• **Requirements**: Can you return every line below word for word, leaving the pictures out?

• **Exercise data**:
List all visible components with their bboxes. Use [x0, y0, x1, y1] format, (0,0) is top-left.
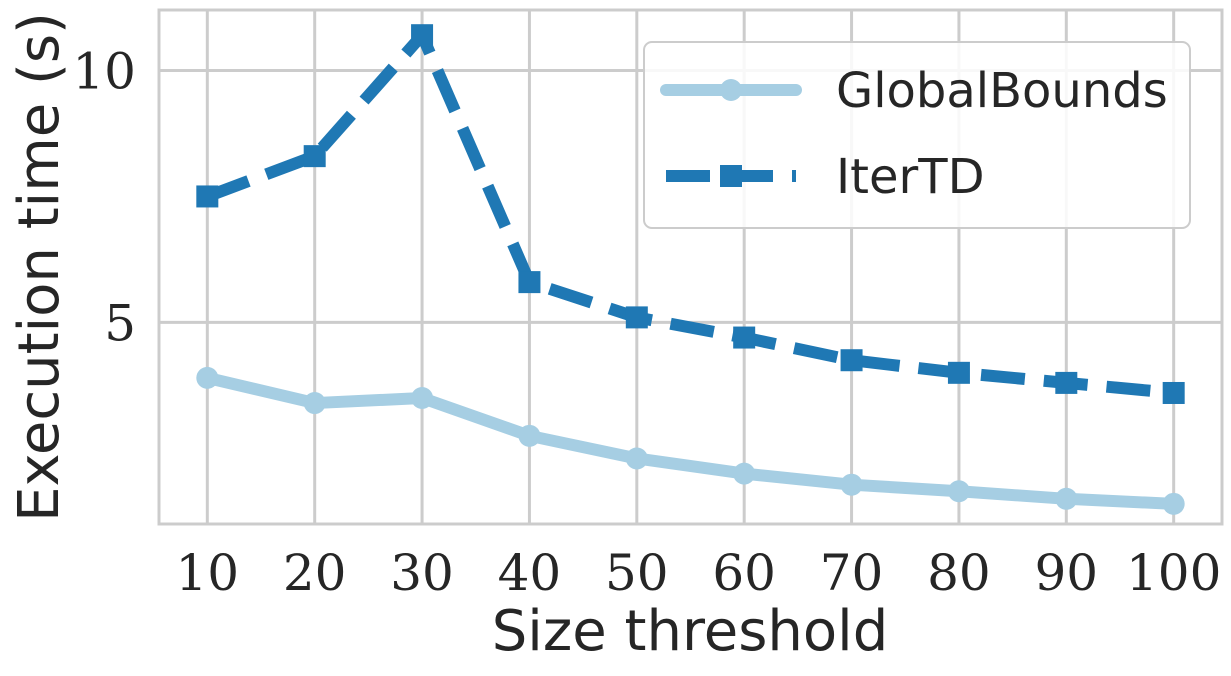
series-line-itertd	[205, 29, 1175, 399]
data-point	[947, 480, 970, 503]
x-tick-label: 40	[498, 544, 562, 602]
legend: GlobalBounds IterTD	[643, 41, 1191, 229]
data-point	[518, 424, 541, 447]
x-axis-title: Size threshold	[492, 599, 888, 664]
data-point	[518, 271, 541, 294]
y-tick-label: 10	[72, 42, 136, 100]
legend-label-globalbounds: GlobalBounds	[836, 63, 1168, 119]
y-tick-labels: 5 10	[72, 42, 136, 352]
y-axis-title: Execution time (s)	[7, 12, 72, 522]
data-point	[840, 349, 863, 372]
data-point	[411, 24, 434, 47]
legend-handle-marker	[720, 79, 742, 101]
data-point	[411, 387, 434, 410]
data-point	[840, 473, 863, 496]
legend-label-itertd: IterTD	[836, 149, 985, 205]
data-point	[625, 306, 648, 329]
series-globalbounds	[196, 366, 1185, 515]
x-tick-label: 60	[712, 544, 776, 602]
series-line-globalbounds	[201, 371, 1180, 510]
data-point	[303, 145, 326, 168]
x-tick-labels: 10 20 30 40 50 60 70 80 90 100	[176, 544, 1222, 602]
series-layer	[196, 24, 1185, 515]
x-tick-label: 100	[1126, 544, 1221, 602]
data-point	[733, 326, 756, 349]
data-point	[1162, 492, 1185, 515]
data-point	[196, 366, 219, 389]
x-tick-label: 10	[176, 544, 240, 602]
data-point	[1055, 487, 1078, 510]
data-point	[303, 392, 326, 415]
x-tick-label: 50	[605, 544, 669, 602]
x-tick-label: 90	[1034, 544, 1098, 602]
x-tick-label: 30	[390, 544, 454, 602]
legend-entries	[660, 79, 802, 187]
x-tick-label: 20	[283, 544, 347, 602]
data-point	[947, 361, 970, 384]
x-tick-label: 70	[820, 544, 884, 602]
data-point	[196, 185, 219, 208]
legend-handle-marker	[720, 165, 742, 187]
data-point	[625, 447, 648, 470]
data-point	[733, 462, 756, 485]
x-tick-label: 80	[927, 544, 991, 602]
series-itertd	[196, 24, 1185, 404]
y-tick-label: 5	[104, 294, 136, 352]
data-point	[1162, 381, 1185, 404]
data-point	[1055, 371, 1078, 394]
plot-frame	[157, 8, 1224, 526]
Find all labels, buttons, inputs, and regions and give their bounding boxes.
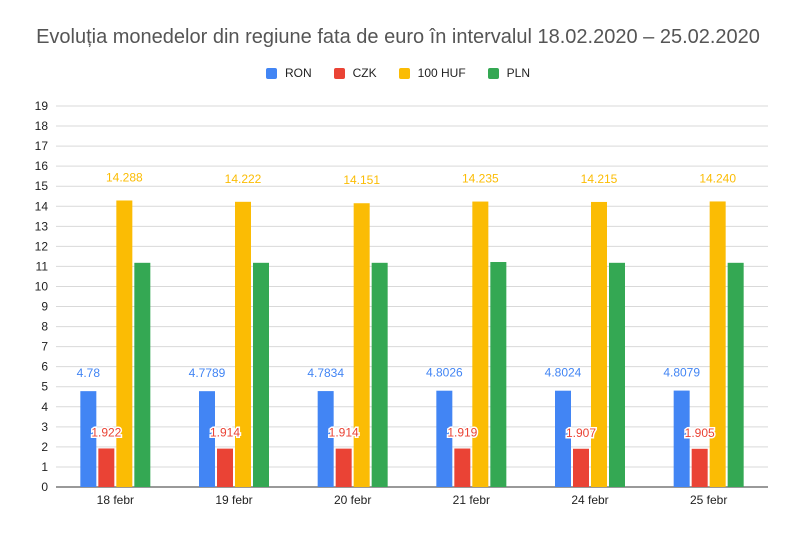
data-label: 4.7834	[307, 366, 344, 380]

• **Reply**:
List all visible components with their bboxes. Use [x0, y0, x1, y1] format, (0,0) is top-left.
series-line-itertd	[205, 29, 1175, 399]
data-point	[947, 480, 970, 503]
x-tick-label: 40	[498, 544, 562, 602]
legend: GlobalBounds IterTD	[643, 41, 1191, 229]
data-point	[518, 424, 541, 447]
x-axis-title: Size threshold	[492, 599, 888, 664]
data-point	[518, 271, 541, 294]
y-tick-label: 10	[72, 42, 136, 100]
legend-label-globalbounds: GlobalBounds	[836, 63, 1168, 119]
y-tick-labels: 5 10	[72, 42, 136, 352]
y-axis-title: Execution time (s)	[7, 12, 72, 522]
data-point	[840, 349, 863, 372]
data-point	[411, 24, 434, 47]
legend-handle-marker	[720, 79, 742, 101]
data-point	[411, 387, 434, 410]
data-point	[840, 473, 863, 496]
legend-label-itertd: IterTD	[836, 149, 985, 205]
data-point	[625, 306, 648, 329]
series-globalbounds	[196, 366, 1185, 515]
x-tick-label: 60	[712, 544, 776, 602]
series-line-globalbounds	[201, 371, 1180, 510]
data-point	[303, 145, 326, 168]
x-tick-labels: 10 20 30 40 50 60 70 80 90 100	[176, 544, 1222, 602]
series-layer	[196, 24, 1185, 515]
x-tick-label: 100	[1126, 544, 1221, 602]
data-point	[733, 326, 756, 349]
data-point	[1162, 492, 1185, 515]
data-point	[196, 366, 219, 389]
x-tick-label: 10	[176, 544, 240, 602]
data-point	[1055, 487, 1078, 510]
data-point	[303, 392, 326, 415]
x-tick-label: 50	[605, 544, 669, 602]
x-tick-label: 90	[1034, 544, 1098, 602]
x-tick-label: 30	[390, 544, 454, 602]
legend-entries	[660, 79, 802, 187]
x-tick-label: 20	[283, 544, 347, 602]
data-point	[947, 361, 970, 384]
x-tick-label: 70	[820, 544, 884, 602]
data-point	[196, 185, 219, 208]
legend-handle-marker	[720, 165, 742, 187]
data-point	[625, 447, 648, 470]
data-point	[733, 462, 756, 485]
x-tick-label: 80	[927, 544, 991, 602]
series-itertd	[196, 24, 1185, 404]
y-tick-label: 5	[104, 294, 136, 352]
data-point	[1162, 381, 1185, 404]
data-point	[1055, 371, 1078, 394]
plot-frame	[157, 8, 1224, 526]
Find all labels, buttons, inputs, and regions and give their bounding boxes.
data-label: 4.7834	[307, 366, 344, 380]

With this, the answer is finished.